──────── Data lines ────────

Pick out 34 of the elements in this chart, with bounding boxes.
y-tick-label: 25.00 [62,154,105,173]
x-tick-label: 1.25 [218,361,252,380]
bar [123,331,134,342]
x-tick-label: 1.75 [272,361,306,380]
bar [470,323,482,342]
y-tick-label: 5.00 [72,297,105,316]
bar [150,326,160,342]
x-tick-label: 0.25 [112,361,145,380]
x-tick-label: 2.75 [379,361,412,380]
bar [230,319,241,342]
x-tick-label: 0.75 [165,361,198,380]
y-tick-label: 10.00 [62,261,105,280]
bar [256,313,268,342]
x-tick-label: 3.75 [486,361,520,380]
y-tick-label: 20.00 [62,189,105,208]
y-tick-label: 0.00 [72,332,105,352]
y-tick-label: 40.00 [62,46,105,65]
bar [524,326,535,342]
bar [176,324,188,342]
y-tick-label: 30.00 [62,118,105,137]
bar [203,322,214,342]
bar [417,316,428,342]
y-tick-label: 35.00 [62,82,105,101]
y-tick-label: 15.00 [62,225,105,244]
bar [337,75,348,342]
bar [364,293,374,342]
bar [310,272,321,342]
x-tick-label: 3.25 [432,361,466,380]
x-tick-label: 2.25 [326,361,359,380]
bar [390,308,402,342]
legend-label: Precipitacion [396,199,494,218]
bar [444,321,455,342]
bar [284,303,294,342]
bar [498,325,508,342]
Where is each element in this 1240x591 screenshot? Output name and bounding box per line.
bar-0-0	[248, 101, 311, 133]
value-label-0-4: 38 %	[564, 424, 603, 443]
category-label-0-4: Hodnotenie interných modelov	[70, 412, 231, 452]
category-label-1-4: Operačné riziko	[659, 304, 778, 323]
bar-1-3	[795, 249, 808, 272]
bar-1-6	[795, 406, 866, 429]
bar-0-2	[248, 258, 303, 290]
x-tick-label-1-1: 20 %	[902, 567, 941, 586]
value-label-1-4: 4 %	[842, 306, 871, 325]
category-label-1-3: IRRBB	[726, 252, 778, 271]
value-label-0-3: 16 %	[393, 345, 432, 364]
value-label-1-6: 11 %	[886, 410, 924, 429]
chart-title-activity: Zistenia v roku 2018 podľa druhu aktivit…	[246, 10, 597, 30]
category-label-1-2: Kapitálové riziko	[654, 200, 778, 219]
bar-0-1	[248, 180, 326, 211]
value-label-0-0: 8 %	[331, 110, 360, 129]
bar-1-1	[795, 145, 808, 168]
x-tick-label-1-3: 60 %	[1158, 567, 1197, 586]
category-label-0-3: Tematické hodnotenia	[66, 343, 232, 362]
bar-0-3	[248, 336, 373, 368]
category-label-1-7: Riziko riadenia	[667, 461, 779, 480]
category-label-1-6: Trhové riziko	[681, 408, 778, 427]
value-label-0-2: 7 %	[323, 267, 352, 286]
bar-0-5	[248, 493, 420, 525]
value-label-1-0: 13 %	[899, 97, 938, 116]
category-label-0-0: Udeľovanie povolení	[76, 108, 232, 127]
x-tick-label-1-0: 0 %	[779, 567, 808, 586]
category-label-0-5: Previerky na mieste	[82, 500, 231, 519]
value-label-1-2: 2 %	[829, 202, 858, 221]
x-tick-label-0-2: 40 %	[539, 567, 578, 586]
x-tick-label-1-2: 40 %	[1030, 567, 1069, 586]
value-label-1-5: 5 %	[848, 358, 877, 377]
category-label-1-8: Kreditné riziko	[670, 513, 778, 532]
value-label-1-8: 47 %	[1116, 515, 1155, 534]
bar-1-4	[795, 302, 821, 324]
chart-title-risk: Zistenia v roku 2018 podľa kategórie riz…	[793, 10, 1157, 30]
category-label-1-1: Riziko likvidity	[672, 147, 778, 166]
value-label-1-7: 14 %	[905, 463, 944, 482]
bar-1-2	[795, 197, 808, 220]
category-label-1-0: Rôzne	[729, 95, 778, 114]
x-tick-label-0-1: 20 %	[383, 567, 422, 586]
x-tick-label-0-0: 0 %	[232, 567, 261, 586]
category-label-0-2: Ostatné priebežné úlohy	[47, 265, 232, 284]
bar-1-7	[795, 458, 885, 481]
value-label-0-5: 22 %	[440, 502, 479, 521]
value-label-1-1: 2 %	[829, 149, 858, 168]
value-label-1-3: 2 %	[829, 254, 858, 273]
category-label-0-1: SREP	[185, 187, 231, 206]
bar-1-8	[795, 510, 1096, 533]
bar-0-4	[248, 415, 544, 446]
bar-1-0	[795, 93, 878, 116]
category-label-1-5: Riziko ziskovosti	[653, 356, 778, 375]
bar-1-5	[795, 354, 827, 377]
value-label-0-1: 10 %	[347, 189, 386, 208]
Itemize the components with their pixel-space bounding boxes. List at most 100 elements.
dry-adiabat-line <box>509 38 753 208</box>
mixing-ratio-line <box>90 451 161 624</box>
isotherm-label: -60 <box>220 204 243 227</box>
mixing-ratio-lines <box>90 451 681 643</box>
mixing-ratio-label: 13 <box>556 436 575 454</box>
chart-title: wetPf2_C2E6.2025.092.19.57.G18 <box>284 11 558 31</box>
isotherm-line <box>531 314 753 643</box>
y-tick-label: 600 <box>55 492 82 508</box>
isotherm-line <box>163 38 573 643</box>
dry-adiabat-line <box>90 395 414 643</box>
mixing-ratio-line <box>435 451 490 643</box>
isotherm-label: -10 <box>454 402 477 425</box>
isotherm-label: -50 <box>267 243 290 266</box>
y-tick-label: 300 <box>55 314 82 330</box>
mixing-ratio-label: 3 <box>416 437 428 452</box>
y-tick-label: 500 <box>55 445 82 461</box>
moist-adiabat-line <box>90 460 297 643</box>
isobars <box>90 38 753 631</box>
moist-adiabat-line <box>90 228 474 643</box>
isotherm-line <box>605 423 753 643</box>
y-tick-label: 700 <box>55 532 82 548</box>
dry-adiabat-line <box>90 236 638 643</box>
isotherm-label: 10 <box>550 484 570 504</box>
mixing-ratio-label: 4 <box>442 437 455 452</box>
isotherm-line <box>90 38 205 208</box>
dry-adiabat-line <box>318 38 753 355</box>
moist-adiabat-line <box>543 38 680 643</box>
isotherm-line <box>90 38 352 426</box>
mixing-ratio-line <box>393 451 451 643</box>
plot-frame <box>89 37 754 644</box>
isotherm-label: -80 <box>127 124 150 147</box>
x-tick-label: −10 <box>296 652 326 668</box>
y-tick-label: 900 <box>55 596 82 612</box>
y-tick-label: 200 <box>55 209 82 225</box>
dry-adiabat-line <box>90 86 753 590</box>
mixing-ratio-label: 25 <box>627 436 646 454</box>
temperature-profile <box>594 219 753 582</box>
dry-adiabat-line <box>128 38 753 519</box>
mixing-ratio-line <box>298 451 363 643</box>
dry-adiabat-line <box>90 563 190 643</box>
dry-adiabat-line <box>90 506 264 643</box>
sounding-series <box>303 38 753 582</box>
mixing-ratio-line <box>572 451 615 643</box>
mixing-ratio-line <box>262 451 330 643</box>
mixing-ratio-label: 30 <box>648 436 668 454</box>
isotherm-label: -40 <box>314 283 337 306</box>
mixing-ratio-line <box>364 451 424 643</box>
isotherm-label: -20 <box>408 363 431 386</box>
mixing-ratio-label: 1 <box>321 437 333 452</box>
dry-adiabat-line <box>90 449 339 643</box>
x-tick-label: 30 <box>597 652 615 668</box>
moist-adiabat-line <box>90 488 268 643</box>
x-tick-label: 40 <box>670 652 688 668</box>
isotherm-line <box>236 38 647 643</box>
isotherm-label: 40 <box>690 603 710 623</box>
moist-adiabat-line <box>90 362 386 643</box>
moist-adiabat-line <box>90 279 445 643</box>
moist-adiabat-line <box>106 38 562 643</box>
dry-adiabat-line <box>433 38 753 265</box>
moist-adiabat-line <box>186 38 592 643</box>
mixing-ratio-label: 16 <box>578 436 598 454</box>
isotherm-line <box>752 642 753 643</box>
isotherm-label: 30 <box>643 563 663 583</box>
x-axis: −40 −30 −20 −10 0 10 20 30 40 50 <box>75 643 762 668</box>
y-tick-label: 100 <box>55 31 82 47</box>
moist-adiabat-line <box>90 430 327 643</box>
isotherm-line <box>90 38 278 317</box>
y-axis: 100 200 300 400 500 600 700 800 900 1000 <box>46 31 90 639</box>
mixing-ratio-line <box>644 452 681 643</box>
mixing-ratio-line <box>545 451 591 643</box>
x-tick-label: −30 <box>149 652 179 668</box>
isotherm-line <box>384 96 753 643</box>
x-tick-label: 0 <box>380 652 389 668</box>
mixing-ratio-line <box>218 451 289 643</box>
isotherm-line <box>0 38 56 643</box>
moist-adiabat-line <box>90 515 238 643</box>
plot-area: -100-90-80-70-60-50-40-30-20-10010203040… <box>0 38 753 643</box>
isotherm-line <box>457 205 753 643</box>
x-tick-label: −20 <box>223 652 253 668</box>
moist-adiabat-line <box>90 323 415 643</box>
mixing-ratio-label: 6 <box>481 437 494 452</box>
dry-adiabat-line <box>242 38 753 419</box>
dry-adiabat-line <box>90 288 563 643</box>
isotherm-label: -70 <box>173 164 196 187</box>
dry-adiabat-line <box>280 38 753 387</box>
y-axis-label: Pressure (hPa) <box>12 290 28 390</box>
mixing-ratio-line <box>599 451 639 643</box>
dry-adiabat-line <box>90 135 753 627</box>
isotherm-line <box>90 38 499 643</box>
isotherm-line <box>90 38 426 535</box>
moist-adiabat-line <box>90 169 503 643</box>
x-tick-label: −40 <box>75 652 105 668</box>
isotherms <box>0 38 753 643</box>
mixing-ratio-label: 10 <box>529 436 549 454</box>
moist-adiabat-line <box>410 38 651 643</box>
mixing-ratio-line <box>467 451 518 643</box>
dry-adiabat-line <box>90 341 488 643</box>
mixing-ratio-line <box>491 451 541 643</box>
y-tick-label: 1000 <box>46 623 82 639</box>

────────

== Task instructions ==
Copy word for word the part of the items that runs from the start of the items through the line containing "x-tick-label: 3.75 [486,361,520,380]".

== Correct output ==
Pick out 34 of the elements in this chart, with bounding boxes.
y-tick-label: 25.00 [62,154,105,173]
x-tick-label: 1.25 [218,361,252,380]
bar [123,331,134,342]
x-tick-label: 1.75 [272,361,306,380]
bar [470,323,482,342]
y-tick-label: 5.00 [72,297,105,316]
bar [150,326,160,342]
x-tick-label: 0.25 [112,361,145,380]
x-tick-label: 2.75 [379,361,412,380]
bar [230,319,241,342]
x-tick-label: 0.75 [165,361,198,380]
y-tick-label: 10.00 [62,261,105,280]
bar [256,313,268,342]
x-tick-label: 3.75 [486,361,520,380]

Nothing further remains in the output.